— EXTRAIT À LIRE —
☆ ☆ ☆ ☆ ☆ ☆ ☆
Hélène et Antoine ont
prévu de se retrouver dans un café puis de partir chercher leurs deux
enfants restés en colonie de vacances. Il est dix-sept heure. Puis
dix-sept et quart. Hélène n'est toujours pas arrivée. Antoine lui
téléphone, s’énerve et boit un verre, puis deux, puis trois.
Lorsque son épouse arrive, il est un peu agacé.
Sur l'autoroute, il fait
chaud et un embouteillage encombre la voie. Antoine s'arrête sur une
aire d'autoroute et passe boire un verre dans un bar pendant
qu'Hélène l'attend dans la voiture. Le effets de l'alcool
commençant à se faire sentir, le couple s'engueule. Antoine sent
dans la voix de sa femme, des reproches. Excédé, il roule un peu
plus vite, trop même. Dangereusement. Il décide même de quitter
l'autoroute et ses bouchons mais Hélène lui reproche son choix.
Alors qu'il fait nuit, une fois encore, Antoine a soif. Prétextant d'aller aux toilettes, il s'arrête à nouveau dans un bar.
Hélène le menace de prendre la voiture et de partir sans lui.
Antoine prend avec lui les clés puis se dirige vers un bar et
commande un whisky. Puis deux. Vingt minutes plus tard, lorsqu'il
quitte les lieux, il constate que la voiture est vide. Il trouve posé
sur son siège un mot laissé par Hélène : elle prendre le
train. Antoine a beau crier le nom de son épouse sur le parking, il n'obtient pas
la moindre réponse. Il reprend alors le volant et par à sa
recherche...
☆ ☆ ☆ ☆ ☆ ☆ ☆
— TRAVAIL À FAIRE —
(a) Recopiez fidèlement le passage du récit sur le trajet d'Hélène et Antoine qui commence à « Hélène et Antoine » et se termine à « reproche son choix. ».
(b) Prolongez le récit sur le trajet d'Hélène et Antoine en reprenant après sa dernière phrase.

— LIGNES DE DONNÉES —
☆ ☆ ☆ ☆ ☆ ☆ ☆
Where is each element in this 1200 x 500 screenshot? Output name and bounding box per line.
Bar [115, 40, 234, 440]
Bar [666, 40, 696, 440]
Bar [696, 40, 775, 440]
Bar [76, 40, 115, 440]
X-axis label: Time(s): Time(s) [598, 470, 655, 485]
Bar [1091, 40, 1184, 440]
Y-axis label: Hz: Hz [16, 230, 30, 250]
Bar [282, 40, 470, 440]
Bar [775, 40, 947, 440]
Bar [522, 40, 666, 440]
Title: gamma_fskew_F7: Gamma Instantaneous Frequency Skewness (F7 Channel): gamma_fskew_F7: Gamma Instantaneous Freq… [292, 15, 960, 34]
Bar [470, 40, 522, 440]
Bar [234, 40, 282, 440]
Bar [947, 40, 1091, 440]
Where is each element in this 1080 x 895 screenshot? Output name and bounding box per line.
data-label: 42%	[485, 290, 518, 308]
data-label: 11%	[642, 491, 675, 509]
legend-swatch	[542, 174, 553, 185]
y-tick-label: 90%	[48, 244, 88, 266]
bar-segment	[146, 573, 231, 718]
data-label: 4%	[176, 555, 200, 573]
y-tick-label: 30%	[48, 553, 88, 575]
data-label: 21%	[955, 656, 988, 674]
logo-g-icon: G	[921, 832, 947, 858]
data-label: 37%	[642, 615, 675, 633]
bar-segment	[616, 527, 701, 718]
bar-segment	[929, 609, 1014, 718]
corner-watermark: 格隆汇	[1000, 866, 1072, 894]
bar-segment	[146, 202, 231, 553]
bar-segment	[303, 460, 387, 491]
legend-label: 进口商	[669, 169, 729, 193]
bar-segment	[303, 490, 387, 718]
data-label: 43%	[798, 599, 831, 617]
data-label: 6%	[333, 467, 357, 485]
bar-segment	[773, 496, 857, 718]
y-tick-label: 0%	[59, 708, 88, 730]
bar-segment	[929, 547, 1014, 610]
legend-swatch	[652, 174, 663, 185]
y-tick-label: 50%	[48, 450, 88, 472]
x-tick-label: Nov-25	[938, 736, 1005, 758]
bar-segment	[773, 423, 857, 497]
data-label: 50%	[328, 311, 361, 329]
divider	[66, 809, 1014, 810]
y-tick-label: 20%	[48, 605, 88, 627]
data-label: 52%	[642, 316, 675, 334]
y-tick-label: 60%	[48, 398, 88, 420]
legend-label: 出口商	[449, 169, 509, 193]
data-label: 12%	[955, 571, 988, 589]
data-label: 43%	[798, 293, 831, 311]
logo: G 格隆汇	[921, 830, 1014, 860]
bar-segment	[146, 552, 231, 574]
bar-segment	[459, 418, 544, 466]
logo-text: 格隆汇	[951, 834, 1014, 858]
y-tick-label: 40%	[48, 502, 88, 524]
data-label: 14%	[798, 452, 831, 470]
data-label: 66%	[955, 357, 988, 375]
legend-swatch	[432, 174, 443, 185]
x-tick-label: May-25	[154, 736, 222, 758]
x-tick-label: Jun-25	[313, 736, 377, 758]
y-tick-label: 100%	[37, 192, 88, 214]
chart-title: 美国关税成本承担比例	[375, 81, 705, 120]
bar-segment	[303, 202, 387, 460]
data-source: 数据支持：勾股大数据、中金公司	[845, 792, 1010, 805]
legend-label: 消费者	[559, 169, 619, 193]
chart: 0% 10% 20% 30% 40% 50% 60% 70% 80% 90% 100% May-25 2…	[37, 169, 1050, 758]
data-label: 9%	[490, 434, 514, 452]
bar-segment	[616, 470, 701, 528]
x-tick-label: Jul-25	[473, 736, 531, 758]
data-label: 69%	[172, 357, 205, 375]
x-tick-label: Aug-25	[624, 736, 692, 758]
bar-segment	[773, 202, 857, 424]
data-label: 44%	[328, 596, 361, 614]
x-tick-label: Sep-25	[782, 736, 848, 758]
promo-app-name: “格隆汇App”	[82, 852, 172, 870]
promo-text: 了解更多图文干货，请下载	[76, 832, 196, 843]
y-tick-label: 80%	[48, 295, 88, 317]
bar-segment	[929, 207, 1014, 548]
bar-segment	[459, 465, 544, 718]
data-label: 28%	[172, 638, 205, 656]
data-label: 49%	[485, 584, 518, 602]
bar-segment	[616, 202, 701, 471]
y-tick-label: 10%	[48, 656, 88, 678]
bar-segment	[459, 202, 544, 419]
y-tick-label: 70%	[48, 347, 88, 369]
☆ ☆ ☆ ☆ ☆ ☆ ☆
— RÉSULTATS ORDONNÉS —
(a)
Hélène et Antoine ont
prévu de se retrouver dans un café puis de partir chercher leurs deux
enfants restés en colonie de vacances. Il est dix-sept heure. Puis
dix-sept et quart. Hélène n'est toujours pas arrivée. Antoine lui
téléphone, s’énerve et boit un verre, puis deux, puis trois.
Lorsque son épouse arrive, il est un peu agacé.
Sur l'autoroute, il fait
chaud et un embouteillage encombre la voie. Antoine s'arrête sur une
aire d'autoroute et passe boire un verre dans un bar pendant
qu'Hélène l'attend dans la voiture. Le effets de l'alcool
commençant à se faire sentir, le couple s'engueule. Antoine sent
dans la voix de sa femme, des reproches. Excédé, il roule un peu
plus vite, trop même. Dangereusement. Il décide même de quitter
l'autoroute et ses bouchons mais Hélène lui reproche son choix.

(b)
Sur une durée qui
n'excède pas les vingt-quatre heures, le personnage d'Antoine
(inspiré du roman éponyme de l'écrivain Georges Simenon adapté au
cinéma par le réalisateur Cédric Khan, auteur d'une dizaine de
long-métrages) va vivre et NOUS faire vivre un calvaire
admirablement mis en scène. Feux Rouges n'est rien
moins qu'un petit chef-d’œuvre. Principalement interprété par
l'excellent acteur français Jean-Pierre Darroussin autour duquel
s'articule l'intrigue, le film décortique avec précision les
conséquences d'une banale dispute entre mari et femme. Un retard de
quelques dizaines de minutes. La consommation d'alcool, la chaleur de
l'été et un immense embouteillage, il n'en fallait pas davantage
pour que le couple formé par Darroussin et Carole Bouquet en arrive
à la rupture.
Mais le récit ne
s'arrête pas là. Cédric Khan jette de l'huile sur le feu en
incluant des événements qui vont tout faire pour pourrir
l'existence d'Antoine. Comme l'auto-radio le prétend à diverses
reprises, un malfrat s'est échappé de prison. On se doute bien que
ce détail va jouer sur l'avenir de nos héros même s'il aurait pu
n'être qu'une information sans conséquences pour eux. Et
puis, il y a ces barrages qui retardent Antoine, et ce train qui
s'éloigne et qui amenuise ses chances de retrouver Hélène. Feux
Rouges explore des genres aussi divers que le drame (ce
couple qui s'engueule, Antoine qui boit, Hélène qui fuit), le
thriller (le voyage vers Bordeaux avec à bord de la voiture cet effrayant
personnage (l'acteur Vincent Deniard) pris en stop par Antoine), et
va même au delà puisque la nuit dessine autour de l'intrigue un
sillon fantastique que l'on retrouve habituellement dans les rêves,
ici, transformés en cauchemar !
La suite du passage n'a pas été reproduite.